--- Start LISTED RECORDS ---
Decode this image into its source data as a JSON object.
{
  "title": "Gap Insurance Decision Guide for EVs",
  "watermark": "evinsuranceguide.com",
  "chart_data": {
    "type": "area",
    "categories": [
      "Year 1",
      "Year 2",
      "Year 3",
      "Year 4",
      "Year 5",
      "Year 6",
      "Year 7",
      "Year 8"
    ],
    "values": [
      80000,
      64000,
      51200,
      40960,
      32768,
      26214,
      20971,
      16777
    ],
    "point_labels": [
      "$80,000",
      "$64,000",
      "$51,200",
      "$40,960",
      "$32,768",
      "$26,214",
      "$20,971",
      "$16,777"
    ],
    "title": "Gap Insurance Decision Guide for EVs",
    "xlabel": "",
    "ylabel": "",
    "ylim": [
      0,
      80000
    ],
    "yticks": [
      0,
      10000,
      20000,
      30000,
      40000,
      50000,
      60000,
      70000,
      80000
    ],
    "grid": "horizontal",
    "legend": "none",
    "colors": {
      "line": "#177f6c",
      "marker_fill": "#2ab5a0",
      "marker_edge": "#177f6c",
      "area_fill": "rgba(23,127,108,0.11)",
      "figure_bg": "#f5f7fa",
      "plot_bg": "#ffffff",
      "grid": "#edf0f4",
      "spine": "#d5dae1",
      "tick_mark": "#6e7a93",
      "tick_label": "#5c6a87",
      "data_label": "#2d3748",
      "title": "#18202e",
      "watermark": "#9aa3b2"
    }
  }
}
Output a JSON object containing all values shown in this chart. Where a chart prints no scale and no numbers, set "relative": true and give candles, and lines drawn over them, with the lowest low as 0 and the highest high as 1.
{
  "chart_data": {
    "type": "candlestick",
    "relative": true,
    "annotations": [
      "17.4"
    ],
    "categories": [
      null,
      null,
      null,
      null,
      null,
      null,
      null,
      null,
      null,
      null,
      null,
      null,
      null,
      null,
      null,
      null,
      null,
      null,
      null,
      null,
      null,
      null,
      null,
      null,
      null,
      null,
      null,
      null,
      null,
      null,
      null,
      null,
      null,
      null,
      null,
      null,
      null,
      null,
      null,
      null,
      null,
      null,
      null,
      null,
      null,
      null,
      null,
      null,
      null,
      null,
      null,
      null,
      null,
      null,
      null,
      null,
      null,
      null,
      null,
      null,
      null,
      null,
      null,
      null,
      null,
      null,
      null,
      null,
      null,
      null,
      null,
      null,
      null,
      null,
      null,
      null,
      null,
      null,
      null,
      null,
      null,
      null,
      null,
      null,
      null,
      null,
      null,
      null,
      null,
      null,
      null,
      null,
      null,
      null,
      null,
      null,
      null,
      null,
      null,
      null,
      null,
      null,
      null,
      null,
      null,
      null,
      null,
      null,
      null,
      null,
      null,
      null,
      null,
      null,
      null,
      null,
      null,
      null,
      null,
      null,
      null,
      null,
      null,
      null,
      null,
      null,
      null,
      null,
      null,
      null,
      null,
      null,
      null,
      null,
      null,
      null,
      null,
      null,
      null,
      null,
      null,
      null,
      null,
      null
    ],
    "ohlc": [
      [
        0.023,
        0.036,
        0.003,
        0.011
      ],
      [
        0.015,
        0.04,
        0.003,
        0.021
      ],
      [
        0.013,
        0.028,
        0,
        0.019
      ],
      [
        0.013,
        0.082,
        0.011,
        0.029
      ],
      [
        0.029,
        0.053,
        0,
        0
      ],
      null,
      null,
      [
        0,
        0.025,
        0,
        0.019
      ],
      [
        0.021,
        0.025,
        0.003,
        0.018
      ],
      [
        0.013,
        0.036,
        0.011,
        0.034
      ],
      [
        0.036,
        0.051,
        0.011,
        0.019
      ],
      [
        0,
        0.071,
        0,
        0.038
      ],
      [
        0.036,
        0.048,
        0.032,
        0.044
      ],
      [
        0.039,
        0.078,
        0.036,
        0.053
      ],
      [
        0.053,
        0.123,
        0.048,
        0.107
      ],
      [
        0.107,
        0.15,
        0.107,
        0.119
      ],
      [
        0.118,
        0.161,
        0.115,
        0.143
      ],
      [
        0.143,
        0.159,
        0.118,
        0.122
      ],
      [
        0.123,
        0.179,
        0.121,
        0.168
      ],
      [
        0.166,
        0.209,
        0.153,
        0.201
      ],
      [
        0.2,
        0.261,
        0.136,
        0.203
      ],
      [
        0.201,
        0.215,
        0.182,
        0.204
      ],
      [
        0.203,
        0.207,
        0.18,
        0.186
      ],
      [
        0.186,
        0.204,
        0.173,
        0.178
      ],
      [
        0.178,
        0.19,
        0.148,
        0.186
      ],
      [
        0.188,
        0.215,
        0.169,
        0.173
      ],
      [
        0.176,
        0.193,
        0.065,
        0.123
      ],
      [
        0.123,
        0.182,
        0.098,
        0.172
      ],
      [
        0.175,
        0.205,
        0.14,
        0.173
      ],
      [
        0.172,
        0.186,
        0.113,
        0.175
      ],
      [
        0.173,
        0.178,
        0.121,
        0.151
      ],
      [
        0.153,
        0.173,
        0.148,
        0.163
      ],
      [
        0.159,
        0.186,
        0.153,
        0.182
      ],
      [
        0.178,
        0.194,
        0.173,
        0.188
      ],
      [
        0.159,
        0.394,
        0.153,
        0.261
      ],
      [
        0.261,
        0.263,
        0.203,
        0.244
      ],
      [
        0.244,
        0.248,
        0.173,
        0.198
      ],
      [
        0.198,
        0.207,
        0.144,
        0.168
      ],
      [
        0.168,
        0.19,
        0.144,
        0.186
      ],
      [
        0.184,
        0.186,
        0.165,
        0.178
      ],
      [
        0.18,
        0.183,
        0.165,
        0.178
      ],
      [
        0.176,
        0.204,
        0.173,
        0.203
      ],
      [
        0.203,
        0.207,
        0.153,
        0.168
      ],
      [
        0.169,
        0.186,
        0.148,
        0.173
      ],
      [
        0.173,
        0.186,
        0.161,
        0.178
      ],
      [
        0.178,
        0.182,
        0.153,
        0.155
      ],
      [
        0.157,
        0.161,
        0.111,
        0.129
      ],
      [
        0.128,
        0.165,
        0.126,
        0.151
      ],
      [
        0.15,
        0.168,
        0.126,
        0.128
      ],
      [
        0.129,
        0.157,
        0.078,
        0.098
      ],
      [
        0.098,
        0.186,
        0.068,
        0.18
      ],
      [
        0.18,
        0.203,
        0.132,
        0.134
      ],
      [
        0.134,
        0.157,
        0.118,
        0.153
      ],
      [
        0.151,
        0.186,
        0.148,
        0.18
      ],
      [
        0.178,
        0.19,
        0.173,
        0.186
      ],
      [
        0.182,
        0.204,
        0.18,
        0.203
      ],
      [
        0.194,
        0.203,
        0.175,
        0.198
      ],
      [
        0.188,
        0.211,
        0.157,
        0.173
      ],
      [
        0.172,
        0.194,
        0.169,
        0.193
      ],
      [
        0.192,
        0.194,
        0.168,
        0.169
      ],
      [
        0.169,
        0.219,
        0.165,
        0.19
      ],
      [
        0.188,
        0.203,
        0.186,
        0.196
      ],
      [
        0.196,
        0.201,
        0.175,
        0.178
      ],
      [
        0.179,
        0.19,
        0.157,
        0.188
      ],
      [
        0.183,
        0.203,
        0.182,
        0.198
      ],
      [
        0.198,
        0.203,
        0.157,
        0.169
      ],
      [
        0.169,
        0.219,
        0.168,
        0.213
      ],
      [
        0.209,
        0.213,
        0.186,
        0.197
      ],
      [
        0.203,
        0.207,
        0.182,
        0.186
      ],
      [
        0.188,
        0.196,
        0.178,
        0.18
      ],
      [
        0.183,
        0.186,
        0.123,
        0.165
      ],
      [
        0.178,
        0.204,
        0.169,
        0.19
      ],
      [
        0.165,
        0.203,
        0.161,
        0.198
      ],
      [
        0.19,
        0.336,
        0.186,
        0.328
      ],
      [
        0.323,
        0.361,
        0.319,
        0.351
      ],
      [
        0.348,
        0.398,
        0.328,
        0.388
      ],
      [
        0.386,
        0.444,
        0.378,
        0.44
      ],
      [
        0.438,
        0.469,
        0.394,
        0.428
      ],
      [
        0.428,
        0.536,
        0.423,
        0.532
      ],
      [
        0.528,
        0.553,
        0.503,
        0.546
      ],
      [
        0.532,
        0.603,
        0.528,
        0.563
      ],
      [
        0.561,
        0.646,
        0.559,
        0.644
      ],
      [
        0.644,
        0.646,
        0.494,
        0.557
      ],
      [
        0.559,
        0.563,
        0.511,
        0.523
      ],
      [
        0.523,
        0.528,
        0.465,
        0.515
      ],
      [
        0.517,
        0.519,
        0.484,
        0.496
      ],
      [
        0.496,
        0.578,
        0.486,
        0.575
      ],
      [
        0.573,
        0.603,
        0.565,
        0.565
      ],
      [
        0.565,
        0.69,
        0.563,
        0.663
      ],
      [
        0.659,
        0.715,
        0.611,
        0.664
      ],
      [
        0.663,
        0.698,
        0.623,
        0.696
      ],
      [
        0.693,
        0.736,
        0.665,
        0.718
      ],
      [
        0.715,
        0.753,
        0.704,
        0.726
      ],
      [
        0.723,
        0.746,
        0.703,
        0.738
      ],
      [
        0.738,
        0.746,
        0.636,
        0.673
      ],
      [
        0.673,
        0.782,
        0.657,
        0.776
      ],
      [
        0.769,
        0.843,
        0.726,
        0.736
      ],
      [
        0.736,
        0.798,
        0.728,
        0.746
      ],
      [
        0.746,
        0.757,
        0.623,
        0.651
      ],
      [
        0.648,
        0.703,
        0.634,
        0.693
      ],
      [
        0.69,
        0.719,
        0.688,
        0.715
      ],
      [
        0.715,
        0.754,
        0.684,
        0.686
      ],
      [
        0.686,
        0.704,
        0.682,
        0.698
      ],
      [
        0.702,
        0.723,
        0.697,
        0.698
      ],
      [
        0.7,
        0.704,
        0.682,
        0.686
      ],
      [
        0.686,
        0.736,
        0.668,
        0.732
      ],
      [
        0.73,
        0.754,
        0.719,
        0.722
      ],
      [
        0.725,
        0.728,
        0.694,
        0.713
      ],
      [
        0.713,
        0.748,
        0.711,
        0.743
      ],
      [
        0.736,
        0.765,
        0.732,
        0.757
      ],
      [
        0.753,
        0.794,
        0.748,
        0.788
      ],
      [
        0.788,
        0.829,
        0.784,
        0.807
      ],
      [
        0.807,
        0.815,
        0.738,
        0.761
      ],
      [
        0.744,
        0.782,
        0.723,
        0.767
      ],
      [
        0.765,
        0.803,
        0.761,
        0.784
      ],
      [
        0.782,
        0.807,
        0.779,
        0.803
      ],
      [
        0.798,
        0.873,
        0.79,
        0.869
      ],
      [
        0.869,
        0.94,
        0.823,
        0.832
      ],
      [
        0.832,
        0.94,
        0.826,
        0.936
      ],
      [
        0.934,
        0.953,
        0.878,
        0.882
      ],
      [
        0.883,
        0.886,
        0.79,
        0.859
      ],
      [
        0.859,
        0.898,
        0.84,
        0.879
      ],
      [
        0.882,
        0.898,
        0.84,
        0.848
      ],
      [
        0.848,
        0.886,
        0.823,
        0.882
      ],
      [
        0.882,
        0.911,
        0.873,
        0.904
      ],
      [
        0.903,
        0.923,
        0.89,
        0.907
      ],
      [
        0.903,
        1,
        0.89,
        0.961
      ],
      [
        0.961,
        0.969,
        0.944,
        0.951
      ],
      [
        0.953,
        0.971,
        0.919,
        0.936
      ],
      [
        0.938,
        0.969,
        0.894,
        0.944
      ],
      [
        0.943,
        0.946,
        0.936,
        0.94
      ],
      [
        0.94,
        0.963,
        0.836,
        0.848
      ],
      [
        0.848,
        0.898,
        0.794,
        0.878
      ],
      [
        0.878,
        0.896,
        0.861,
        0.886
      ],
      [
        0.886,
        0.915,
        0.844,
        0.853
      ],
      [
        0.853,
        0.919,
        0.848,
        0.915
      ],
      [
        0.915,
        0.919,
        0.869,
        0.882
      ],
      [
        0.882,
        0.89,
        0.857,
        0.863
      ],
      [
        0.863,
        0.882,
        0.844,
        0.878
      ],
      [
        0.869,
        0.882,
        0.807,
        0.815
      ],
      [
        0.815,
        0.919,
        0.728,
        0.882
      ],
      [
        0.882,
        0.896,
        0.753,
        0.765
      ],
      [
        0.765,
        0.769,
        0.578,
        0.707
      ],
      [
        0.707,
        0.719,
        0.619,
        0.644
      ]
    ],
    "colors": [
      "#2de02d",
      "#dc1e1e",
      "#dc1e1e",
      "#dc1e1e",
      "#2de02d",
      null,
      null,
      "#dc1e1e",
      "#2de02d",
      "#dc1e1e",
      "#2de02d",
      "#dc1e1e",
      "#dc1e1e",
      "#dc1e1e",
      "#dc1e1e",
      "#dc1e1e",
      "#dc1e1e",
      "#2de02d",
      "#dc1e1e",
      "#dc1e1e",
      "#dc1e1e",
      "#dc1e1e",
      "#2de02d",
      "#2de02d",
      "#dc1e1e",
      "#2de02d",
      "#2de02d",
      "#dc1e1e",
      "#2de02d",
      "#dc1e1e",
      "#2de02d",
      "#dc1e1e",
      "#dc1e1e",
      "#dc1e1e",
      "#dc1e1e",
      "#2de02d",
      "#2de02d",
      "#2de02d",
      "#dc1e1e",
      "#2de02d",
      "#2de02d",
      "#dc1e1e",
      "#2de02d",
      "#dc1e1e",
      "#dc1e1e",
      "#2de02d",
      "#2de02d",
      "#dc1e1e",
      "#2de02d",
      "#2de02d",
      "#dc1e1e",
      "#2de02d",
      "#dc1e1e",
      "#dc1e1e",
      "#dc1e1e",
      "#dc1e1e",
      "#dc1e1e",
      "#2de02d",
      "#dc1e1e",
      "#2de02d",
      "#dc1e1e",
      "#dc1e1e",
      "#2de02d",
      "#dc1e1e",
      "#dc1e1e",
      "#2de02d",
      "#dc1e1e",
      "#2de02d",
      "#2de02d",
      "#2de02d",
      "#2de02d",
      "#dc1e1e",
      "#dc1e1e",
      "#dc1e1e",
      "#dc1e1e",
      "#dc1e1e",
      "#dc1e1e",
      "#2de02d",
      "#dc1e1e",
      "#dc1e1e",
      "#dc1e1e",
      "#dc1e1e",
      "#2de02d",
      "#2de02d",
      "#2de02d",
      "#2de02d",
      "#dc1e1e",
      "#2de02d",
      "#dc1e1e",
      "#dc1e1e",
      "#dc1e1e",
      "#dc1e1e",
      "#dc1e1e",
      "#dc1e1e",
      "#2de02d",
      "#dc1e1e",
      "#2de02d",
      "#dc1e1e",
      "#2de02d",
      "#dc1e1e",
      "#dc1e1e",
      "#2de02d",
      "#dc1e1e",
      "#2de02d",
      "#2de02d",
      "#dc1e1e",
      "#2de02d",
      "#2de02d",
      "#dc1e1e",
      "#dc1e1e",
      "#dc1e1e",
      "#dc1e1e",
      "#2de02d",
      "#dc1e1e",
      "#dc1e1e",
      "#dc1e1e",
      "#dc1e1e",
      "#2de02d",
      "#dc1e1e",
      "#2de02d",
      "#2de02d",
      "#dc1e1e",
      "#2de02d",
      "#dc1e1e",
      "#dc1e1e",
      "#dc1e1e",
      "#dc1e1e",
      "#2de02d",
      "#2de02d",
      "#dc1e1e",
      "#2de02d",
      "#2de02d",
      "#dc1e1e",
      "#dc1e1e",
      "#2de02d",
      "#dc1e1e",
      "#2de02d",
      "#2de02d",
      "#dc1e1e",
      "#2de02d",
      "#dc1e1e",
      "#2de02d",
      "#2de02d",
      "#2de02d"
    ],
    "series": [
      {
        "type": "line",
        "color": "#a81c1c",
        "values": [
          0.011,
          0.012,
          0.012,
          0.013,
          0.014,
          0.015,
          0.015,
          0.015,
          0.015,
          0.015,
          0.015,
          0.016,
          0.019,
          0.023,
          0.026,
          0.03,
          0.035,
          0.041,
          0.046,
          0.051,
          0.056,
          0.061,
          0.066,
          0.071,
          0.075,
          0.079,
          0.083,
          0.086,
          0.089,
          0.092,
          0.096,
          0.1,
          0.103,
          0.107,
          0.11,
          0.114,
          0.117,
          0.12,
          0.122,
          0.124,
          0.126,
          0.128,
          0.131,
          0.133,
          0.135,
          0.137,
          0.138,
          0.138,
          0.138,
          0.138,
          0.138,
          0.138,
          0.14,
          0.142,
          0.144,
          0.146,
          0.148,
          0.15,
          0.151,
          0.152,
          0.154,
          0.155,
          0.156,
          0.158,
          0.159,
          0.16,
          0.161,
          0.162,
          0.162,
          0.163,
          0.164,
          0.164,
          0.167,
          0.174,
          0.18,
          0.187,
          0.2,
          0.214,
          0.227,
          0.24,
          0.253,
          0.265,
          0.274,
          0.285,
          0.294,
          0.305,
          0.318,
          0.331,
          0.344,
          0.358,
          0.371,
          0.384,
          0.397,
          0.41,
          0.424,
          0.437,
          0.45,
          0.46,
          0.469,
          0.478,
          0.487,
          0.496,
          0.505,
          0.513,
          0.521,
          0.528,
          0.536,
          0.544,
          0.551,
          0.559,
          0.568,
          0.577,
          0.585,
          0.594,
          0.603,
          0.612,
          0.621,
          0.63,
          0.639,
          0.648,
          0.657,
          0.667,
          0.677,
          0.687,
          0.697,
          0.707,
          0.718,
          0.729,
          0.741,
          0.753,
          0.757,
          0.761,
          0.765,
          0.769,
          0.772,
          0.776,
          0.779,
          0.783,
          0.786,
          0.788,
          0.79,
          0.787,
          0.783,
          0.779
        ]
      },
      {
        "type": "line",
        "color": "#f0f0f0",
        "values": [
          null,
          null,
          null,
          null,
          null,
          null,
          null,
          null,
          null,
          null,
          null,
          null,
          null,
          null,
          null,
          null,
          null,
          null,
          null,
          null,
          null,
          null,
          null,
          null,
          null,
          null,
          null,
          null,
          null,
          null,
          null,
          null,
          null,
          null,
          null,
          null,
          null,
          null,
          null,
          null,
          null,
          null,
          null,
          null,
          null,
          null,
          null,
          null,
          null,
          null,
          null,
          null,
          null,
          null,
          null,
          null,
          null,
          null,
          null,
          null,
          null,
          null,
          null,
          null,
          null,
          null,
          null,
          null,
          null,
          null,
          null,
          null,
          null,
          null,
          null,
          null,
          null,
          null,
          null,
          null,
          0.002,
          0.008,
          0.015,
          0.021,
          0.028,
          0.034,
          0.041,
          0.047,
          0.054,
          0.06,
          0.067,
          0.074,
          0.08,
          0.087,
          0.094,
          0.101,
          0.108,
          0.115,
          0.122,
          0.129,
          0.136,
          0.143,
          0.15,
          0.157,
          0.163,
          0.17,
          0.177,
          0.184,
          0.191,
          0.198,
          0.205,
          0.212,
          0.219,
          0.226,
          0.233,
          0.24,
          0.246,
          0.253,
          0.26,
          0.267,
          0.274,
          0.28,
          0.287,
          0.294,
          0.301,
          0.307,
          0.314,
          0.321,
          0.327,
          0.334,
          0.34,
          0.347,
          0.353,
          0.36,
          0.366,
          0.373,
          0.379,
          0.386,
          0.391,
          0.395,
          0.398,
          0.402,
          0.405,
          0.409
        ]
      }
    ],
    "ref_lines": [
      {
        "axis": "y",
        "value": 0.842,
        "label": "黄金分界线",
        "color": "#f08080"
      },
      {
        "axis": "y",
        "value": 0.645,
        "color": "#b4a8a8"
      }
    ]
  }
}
--- End LISTED RECORDS ---
§ WHAT THE TASK ASKS
Look through the listing and extract every line with "true" in it.

§ SOLUTION FOR THIS EXERCISE
Output a JSON object containing all values shown in this chart. Where a chart prints no scale and no numbers, set "relative": true and give candles, and lines drawn over them, with the lowest low as 0 and the highest high as 1.
    "relative": true,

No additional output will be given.